Given problem | Go through the entries one line at a time, and gather every line that has the word "label".

Data records |
☆ ☆ ☆ ☆ ☆ ☆ ☆
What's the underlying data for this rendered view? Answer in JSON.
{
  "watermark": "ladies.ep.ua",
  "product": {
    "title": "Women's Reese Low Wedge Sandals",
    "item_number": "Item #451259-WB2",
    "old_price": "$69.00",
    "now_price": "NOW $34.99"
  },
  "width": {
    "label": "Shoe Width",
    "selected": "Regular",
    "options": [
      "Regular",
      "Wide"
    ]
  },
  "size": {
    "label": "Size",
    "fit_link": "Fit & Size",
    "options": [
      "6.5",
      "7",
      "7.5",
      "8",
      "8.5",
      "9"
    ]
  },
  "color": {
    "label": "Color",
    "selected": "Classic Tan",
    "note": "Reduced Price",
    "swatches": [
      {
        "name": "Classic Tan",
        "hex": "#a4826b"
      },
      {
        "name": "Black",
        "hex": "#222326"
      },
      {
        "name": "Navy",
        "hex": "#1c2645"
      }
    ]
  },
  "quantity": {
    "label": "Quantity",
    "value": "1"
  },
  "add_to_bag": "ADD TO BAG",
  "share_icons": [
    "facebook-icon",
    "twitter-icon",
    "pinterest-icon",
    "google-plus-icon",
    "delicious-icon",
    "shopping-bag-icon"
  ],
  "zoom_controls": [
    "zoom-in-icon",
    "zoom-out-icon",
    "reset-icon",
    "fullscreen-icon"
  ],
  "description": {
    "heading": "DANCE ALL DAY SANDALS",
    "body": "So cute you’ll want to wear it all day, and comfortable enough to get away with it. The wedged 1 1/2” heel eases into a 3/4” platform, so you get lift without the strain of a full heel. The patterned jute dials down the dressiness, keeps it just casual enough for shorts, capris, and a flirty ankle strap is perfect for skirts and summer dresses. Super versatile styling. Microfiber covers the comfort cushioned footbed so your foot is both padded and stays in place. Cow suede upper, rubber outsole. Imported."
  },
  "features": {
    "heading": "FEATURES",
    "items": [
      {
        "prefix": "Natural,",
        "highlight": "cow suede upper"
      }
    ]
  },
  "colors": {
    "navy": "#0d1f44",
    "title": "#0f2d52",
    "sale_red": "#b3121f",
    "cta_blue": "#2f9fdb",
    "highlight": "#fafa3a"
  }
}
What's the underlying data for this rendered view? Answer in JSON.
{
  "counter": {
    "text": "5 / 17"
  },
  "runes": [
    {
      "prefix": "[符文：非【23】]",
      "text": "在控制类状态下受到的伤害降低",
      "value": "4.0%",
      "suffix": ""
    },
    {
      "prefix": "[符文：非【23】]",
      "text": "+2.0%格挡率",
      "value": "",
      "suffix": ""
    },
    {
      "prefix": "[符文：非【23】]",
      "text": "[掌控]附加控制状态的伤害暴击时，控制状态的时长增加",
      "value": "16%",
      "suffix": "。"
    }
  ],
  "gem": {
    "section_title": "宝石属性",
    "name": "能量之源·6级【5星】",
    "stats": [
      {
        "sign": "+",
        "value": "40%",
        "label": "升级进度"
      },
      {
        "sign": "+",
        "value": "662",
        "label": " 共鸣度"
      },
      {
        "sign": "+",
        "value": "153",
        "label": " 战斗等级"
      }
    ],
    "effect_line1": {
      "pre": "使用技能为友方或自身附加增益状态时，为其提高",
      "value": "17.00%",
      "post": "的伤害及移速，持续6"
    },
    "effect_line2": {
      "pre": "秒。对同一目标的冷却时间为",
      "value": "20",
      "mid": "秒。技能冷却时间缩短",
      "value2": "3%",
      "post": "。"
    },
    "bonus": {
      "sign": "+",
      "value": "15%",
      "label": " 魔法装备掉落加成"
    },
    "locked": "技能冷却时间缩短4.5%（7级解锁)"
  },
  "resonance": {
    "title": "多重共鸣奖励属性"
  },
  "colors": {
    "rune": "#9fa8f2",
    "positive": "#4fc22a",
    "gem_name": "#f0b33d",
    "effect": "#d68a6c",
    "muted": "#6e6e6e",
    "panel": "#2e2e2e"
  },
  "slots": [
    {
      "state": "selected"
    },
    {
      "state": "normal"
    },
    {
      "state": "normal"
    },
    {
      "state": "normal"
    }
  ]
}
☆ ☆ ☆ ☆ ☆ ☆ ☆
Response to this task |
    "label": "Shoe Width",
    "label": "Size",
    "label": "Color",
    "label": "Quantity",
        "label": "升级进度"
        "label": " 共鸣度"
        "label": " 战斗等级"
      "label": " 魔法装备掉落加成"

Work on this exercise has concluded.